## begin

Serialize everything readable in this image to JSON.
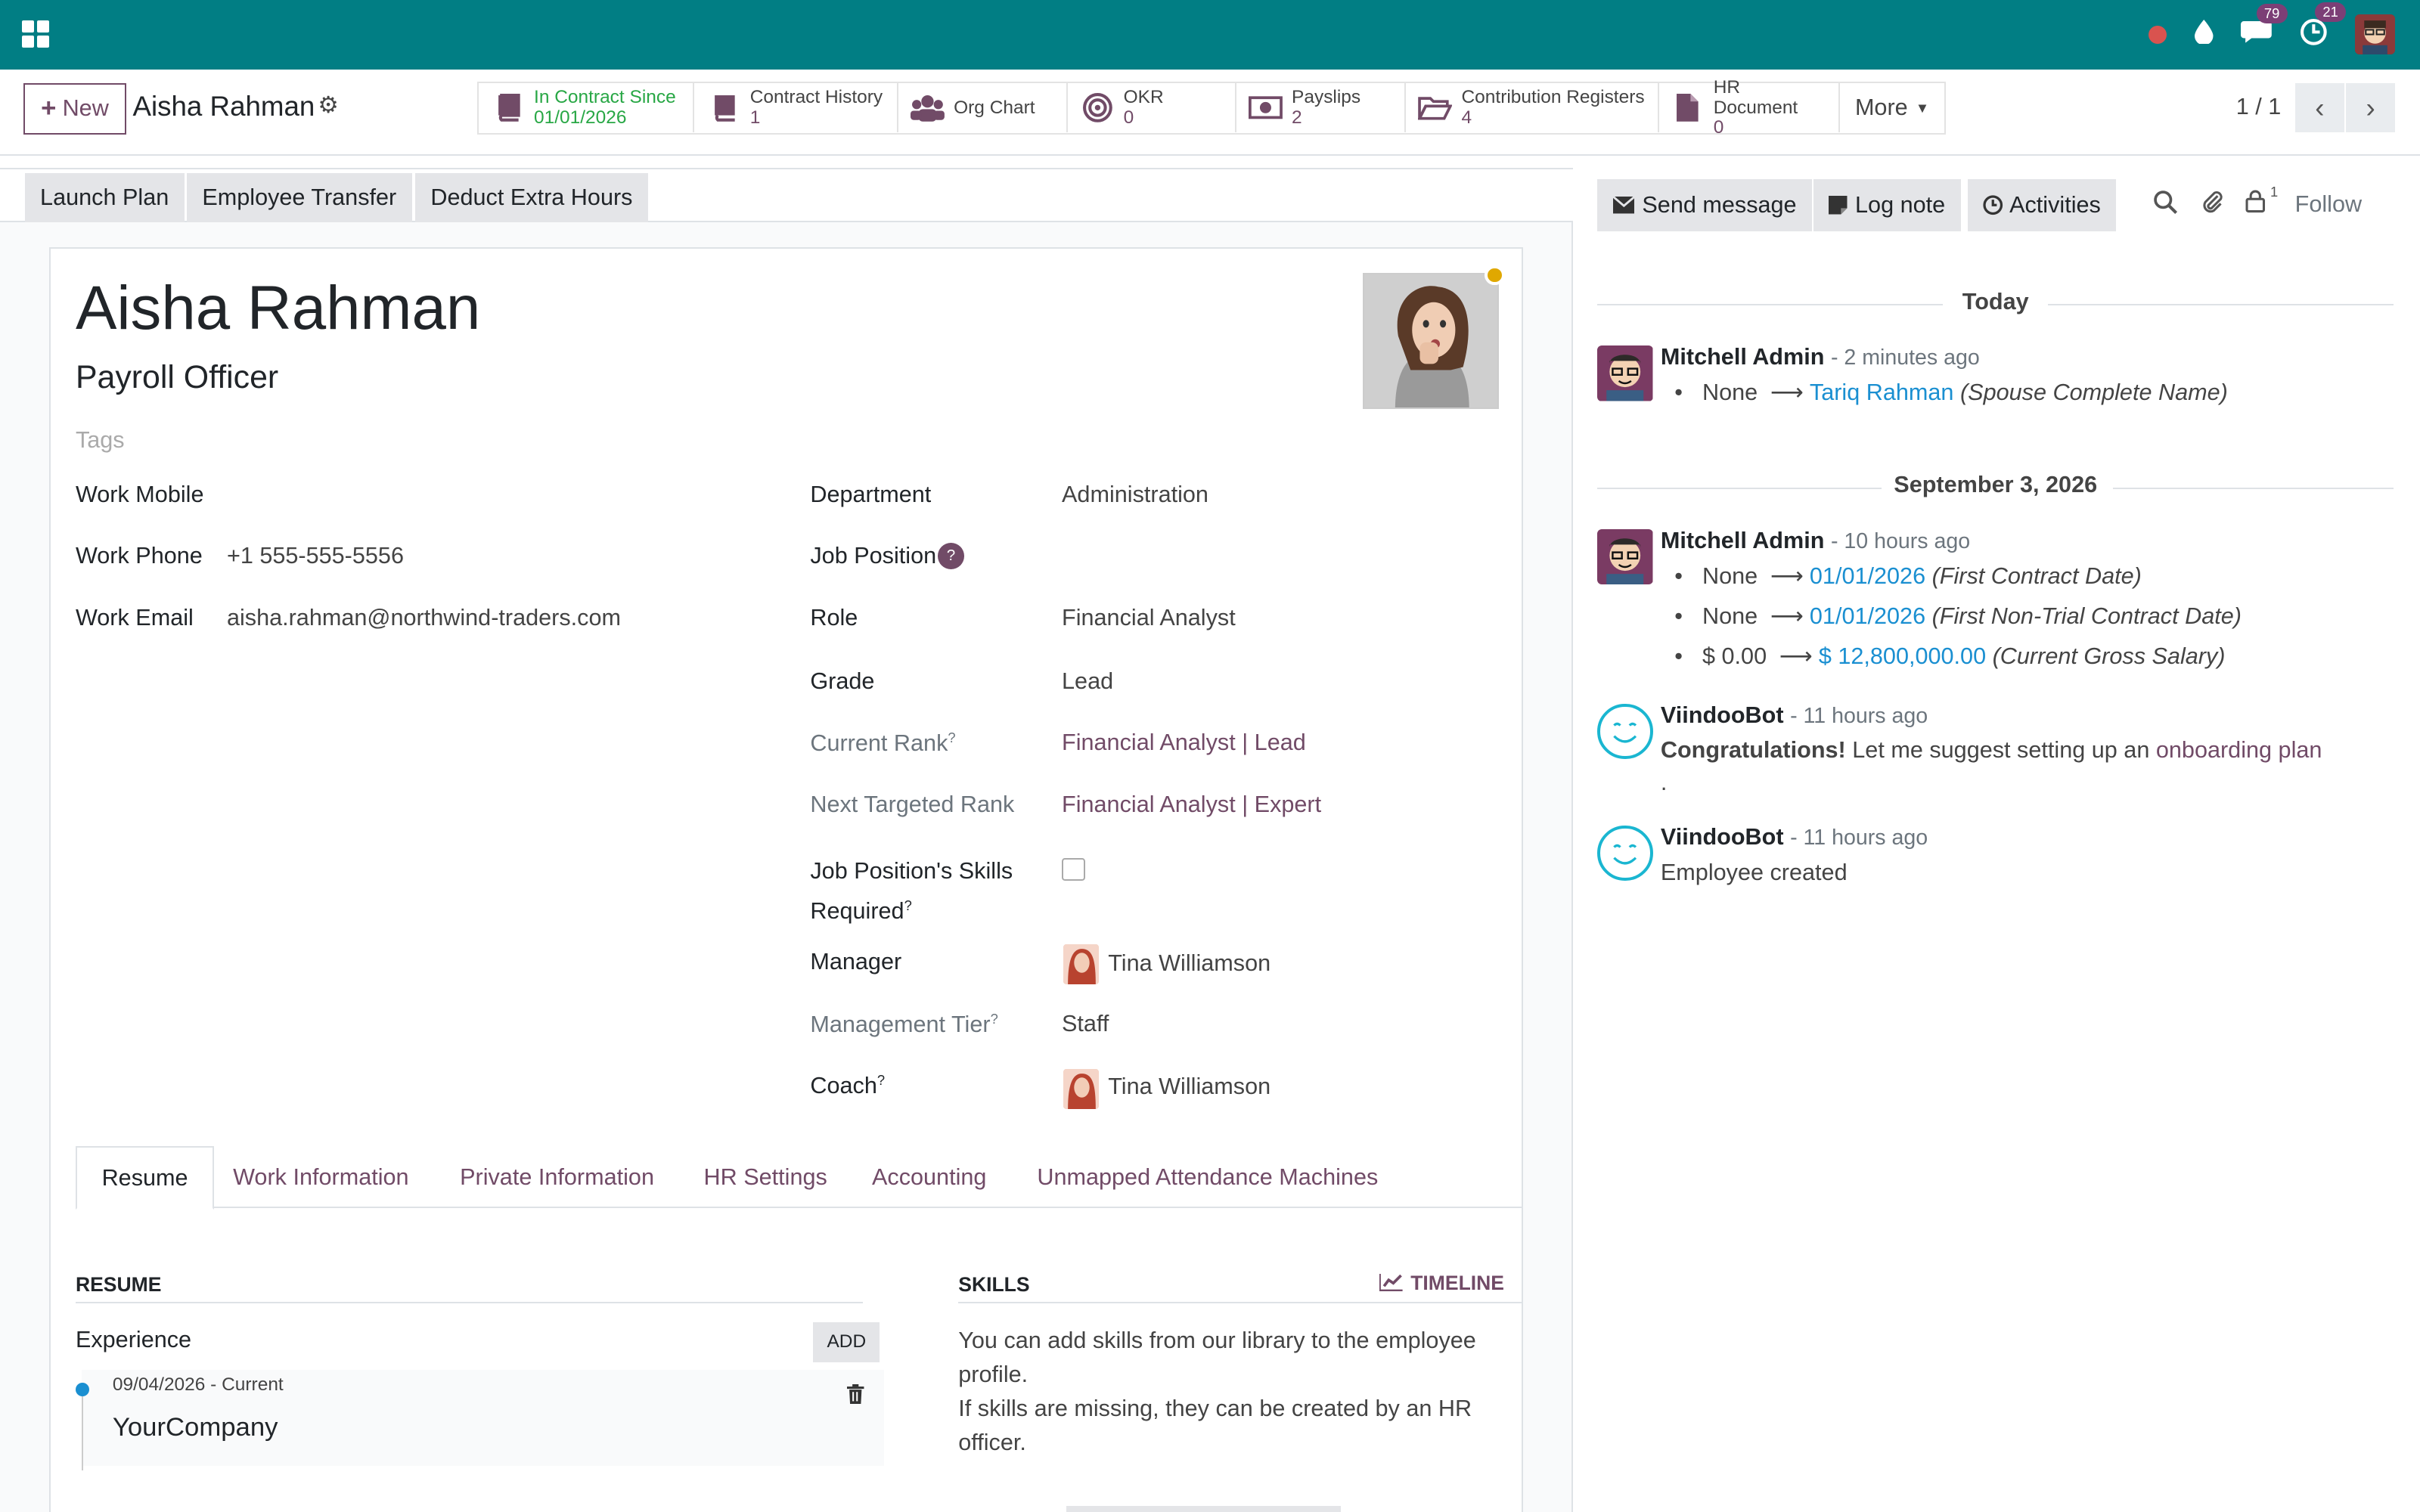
{
  "topbar": {
    "messages_count": "79",
    "activities_count": "21"
  },
  "control_panel": {
    "new_label": "New",
    "record_title": "Aisha Rahman",
    "smart_buttons": [
      {
        "label": "In Contract Since",
        "value": "01/01/2026",
        "icon": "book-icon"
      },
      {
        "label": "Contract History",
        "value": "1",
        "icon": "book-icon"
      },
      {
        "label": "Org Chart",
        "value": "",
        "icon": "users-icon"
      },
      {
        "label": "OKR",
        "value": "0",
        "icon": "target-icon"
      },
      {
        "label": "Payslips",
        "value": "2",
        "icon": "money-icon"
      },
      {
        "label": "Contribution Registers",
        "value": "4",
        "icon": "folder-icon"
      },
      {
        "label": "HR Document",
        "value": "0",
        "icon": "file-icon"
      }
    ],
    "more_label": "More",
    "pager": "1 / 1"
  },
  "statusbar": {
    "buttons": [
      "Launch Plan",
      "Employee Transfer",
      "Deduct Extra Hours"
    ]
  },
  "employee": {
    "name": "Aisha Rahman",
    "job_title": "Payroll Officer",
    "tags_placeholder": "Tags",
    "work_mobile_label": "Work Mobile",
    "work_mobile": "",
    "work_phone_label": "Work Phone",
    "work_phone": "+1 555-555-5556",
    "work_email_label": "Work Email",
    "work_email": "aisha.rahman@northwind-traders.com",
    "department_label": "Department",
    "department": "Administration",
    "job_position_label": "Job Position",
    "job_position_help": "?",
    "role_label": "Role",
    "role": "Financial Analyst",
    "grade_label": "Grade",
    "grade": "Lead",
    "current_rank_label": "Current Rank",
    "current_rank": "Financial Analyst | Lead",
    "next_rank_label": "Next Targeted Rank",
    "next_rank": "Financial Analyst | Expert",
    "skills_required_label_1": "Job Position's Skills",
    "skills_required_label_2": "Required",
    "manager_label": "Manager",
    "manager": "Tina Williamson",
    "management_tier_label": "Management Tier",
    "management_tier": "Staff",
    "coach_label": "Coach",
    "coach": "Tina Williamson",
    "sup_mark": "?"
  },
  "tabs": [
    "Resume",
    "Work Information",
    "Private Information",
    "HR Settings",
    "Accounting",
    "Unmapped Attendance Machines"
  ],
  "resume": {
    "title": "RESUME",
    "experience_label": "Experience",
    "add_label": "ADD",
    "item_dates": "09/04/2026 - Current",
    "item_company": "YourCompany"
  },
  "skills": {
    "title": "SKILLS",
    "timeline_label": "TIMELINE",
    "text_1": "You can add skills from our library to the employee profile.",
    "text_2": "If skills are missing, they can be created by an HR officer."
  },
  "chatter": {
    "send_message": "Send message",
    "log_note": "Log note",
    "activities": "Activities",
    "followers_count": "1",
    "follow": "Follow",
    "day1": "Today",
    "day2": "September 3, 2026",
    "m1_author": "Mitchell Admin",
    "m1_ago": "- 2 minutes ago",
    "m1_old": "None",
    "m1_new": "Tariq Rahman",
    "m1_field": "(Spouse Complete Name)",
    "m2_author": "Mitchell Admin",
    "m2_ago": "- 10 hours ago",
    "m2_c1_old": "None",
    "m2_c1_new": "01/01/2026",
    "m2_c1_field": "(First Contract Date)",
    "m2_c2_old": "None",
    "m2_c2_new": "01/01/2026",
    "m2_c2_field": "(First Non-Trial Contract Date)",
    "m2_c3_old": "$ 0.00",
    "m2_c3_new": "$ 12,800,000.00",
    "m2_c3_field": "(Current Gross Salary)",
    "m3_author": "ViindooBot",
    "m3_ago": "- 11 hours ago",
    "m3_bold": "Congratulations!",
    "m3_text": "Let me suggest setting up an",
    "m3_link": "onboarding plan",
    "m3_dot": ".",
    "m4_author": "ViindooBot",
    "m4_ago": "- 11 hours ago",
    "m4_text": "Employee created"
  },
  "colors": {
    "brand": "#017e84",
    "accent": "#714b67",
    "link_blue": "#1a8fd1"
  }
}
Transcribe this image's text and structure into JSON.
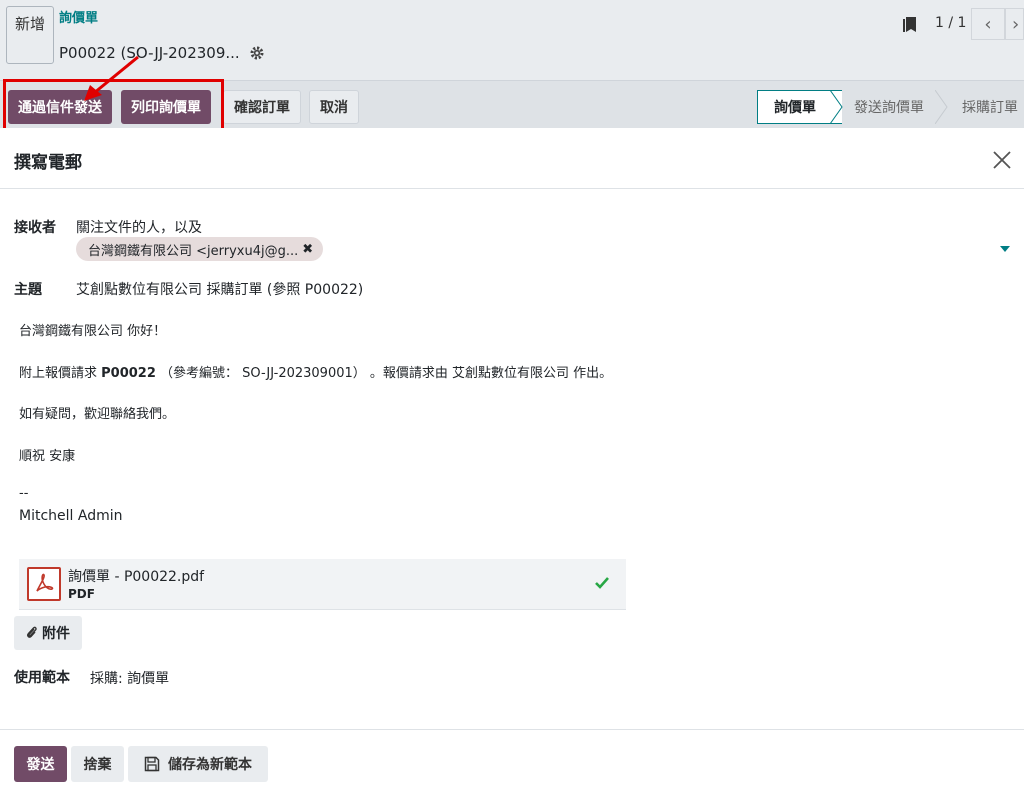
{
  "background": {
    "new_button": "新增",
    "breadcrumb": "詢價單",
    "record_title": "P00022 (SO-JJ-202309...",
    "pager": "1 / 1",
    "pager_prev": "‹",
    "pager_next": "›",
    "toolbar": {
      "send_by_email": "通過信件發送",
      "print_rfq": "列印詢價單",
      "confirm_order": "確認訂單",
      "cancel": "取消"
    },
    "stages": [
      "詢價單",
      "發送詢價單",
      "採購訂單"
    ]
  },
  "modal": {
    "title": "撰寫電郵",
    "recipients_label": "接收者",
    "recipients_hint": "關注文件的人，以及",
    "recipient_tag": "台灣鋼鐵有限公司 <jerryxu4j@g...",
    "recipient_tag_remove": "✖",
    "subject_label": "主題",
    "subject_value": "艾創點數位有限公司 採購訂單 (參照 P00022)",
    "body": {
      "greeting": "台灣鋼鐵有限公司 你好！",
      "line2_prefix": "附上報價請求 ",
      "line2_ref": "P00022",
      "line2_suffix": " （參考編號： SO-JJ-202309001） 。報價請求由 艾創點數位有限公司 作出。",
      "line3": "如有疑問，歡迎聯絡我們。",
      "line4": "順祝 安康",
      "signature_sep": "--",
      "signature_name": "Mitchell Admin"
    },
    "attachment": {
      "name": "詢價單 - P00022.pdf",
      "type": "PDF"
    },
    "attach_button": "附件",
    "template_label": "使用範本",
    "template_value": "採購: 詢價單",
    "footer": {
      "send": "發送",
      "discard": "捨棄",
      "save_template": "儲存為新範本"
    }
  },
  "colors": {
    "primary": "#714b67",
    "teal": "#017e84",
    "highlight_red": "#e00000",
    "success": "#28a745"
  }
}
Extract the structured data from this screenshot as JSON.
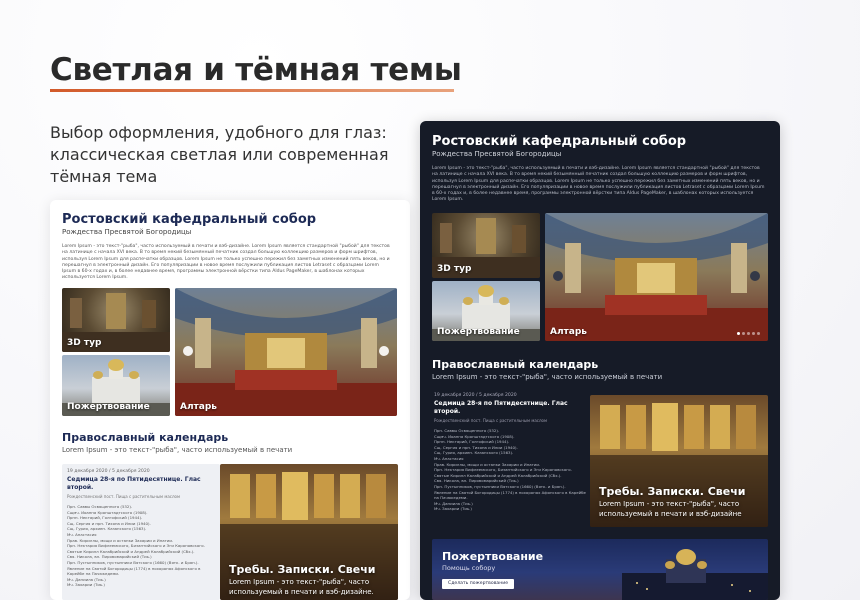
{
  "page": {
    "headline": "Светлая и тёмная темы",
    "subtitle": "Выбор оформления, удобного для глаз: классическая светлая или современная тёмная тема"
  },
  "colors": {
    "accent": "#d25a2a",
    "brand_navy": "#1d2a55",
    "dark_bg": "#161b27"
  },
  "light": {
    "title": "Ростовский кафедральный собор",
    "subtitle": "Рождества Пресвятой Богородицы",
    "body": "Lorem Ipsum - это текст-\"рыба\", часто используемый в печати и вэб-дизайне. Lorem Ipsum является стандартной \"рыбой\" для текстов на латинице с начала XVI века. В то время некий безымянный печатник создал большую коллекцию размеров и форм шрифтов, используя Lorem Ipsum для распечатки образцов. Lorem Ipsum не только успешно пережил без заметных изменений пять веков, но и перешагнул в электронный дизайн. Его популяризации в новое время послужили публикация листов Letraset с образцами Lorem Ipsum в 60-х годах и, в более недавнее время, программы электронной вёрстки типа Aldus PageMaker, в шаблонах которых используется Lorem Ipsum.",
    "tiles": {
      "tour": "3D тур",
      "donation": "Пожертвование",
      "altar": "Алтарь"
    },
    "calendar": {
      "title": "Православный календарь",
      "subtitle": "Lorem Ipsum - это текст-\"рыба\", часто используемый в печати",
      "date": "19 декабря 2020 / 5 декабря 2020",
      "heading": "Седмица 28-я по Пятидесятнице. Глас второй.",
      "note": "Рождественский пост. Пища с растительным маслом",
      "saints": [
        "Прп. Саввы Освященного (532).",
        "Сщмч. Иоанна Кронштадтского (1908).",
        "Прпп. Нектарий, Голгофский (1944).",
        "Сщ. Сергия и прп. Тихона и Илии (1940).",
        "Сщ. Гурия, архиеп. Казанского (1563).",
        "Мч. Анастасия",
        "Прав. Кириллы, мощи и останки Захарии и Ипатии.",
        "Прп. Нектария Вифлеемского, Бизантийского и Эги Кароповского.",
        "Святые Кирилл Калабрийский и Андрей Калабрийский (Сбх.).",
        "Свя. Никола, вл. Пировомарийский (Тиь.)",
        "Прп. Пустынников, пустынники Вятского (1660) (Вятк. и Брян.).",
        "Явление на Святой Богородицы (1774) в похоронах Афонского в Карейбе на Пачюкедеми.",
        "Мч. Даниила (Тиь.)",
        "Мч. Захарии (Тиь.)"
      ]
    },
    "feature": {
      "title": "Требы. Записки. Свечи",
      "text": "Lorem Ipsum - это текст-\"рыба\", часто используемый в печати и вэб-дизайне."
    }
  },
  "dark": {
    "title": "Ростовский кафедральный собор",
    "subtitle": "Рождества Пресвятой Богородицы",
    "body": "Lorem Ipsum - это текст-\"рыба\", часто используемый в печати и вэб-дизайне. Lorem Ipsum является стандартной \"рыбой\" для текстов на латинице с начала XVI века. В то время некий безымянный печатник создал большую коллекцию размеров и форм шрифтов, используя Lorem Ipsum для распечатки образцов. Lorem Ipsum не только успешно пережил без заметных изменений пять веков, но и перешагнул в электронный дизайн. Его популяризации в новое время послужили публикация листов Letraset с образцами Lorem Ipsum в 60-х годах и, в более недавнее время, программы электронной вёрстки типа Aldus PageMaker, в шаблонах которых используется Lorem Ipsum.",
    "tiles": {
      "tour": "3D тур",
      "donation": "Пожертвование",
      "altar": "Алтарь"
    },
    "calendar": {
      "title": "Православный календарь",
      "subtitle": "Lorem Ipsum - это текст-\"рыба\", часто используемый в печати",
      "date": "19 декабря 2020 / 5 декабря 2020",
      "heading": "Седмица 28-я по Пятидесятнице. Глас второй.",
      "note": "Рождественский пост. Пища с растительным маслом",
      "saints": [
        "Прп. Саввы Освященного (532).",
        "Сщмч. Иоанна Кронштадтского (1908).",
        "Прпп. Нектарий, Голгофский (1944).",
        "Сщ. Сергия и прп. Тихона и Илии (1940).",
        "Сщ. Гурия, архиеп. Казанского (1563).",
        "Мч. Анастасия",
        "Прав. Кириллы, мощи и останки Захарии и Ипатии.",
        "Прп. Нектария Вифлеемского, Бизантийского и Эги Кароповского.",
        "Святые Кирилл Калабрийский и Андрей Калабрийский (Сбх.).",
        "Свя. Никола, вл. Пировомарийский (Тиь.)",
        "Прп. Пустынников, пустынники Вятского (1660) (Вятк. и Брян.).",
        "Явление на Святой Богородицы (1774) в похоронах Афонского в Карейбе на Пачюкедеми.",
        "Мч. Даниила (Тиь.)",
        "Мч. Захарии (Тиь.)"
      ]
    },
    "feature": {
      "title": "Требы. Записки. Свечи",
      "text": "Lorem Ipsum - это текст-\"рыба\", часто используемый в печати и вэб-дизайне"
    },
    "donation": {
      "title": "Пожертвование",
      "subtitle": "Помощь собору",
      "button": "Сделать пожертвование"
    }
  }
}
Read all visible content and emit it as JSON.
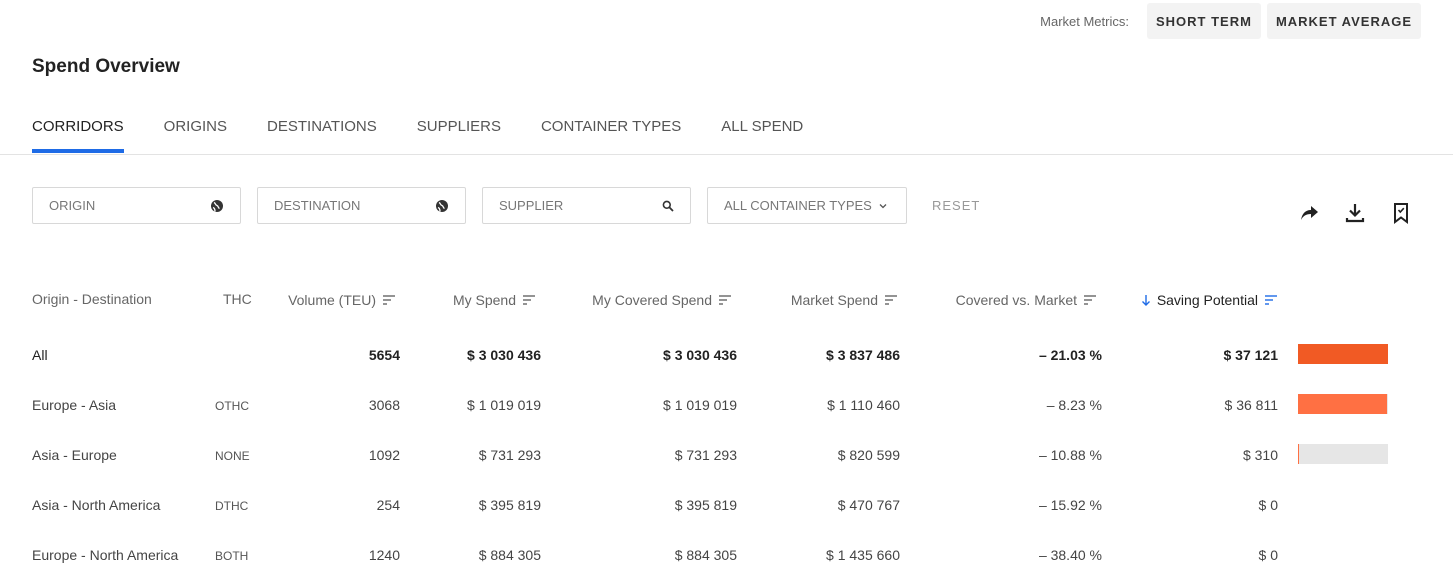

## end

### TASK STATEMENT
Search the listing for the word "Mitchell" and return each line that holds it.

### COMPLETE RESPONSE
    "m1_author": "Mitchell Admin",
    "m2_author": "Mitchell Admin",
      "signature_name": "Mitchell Admin"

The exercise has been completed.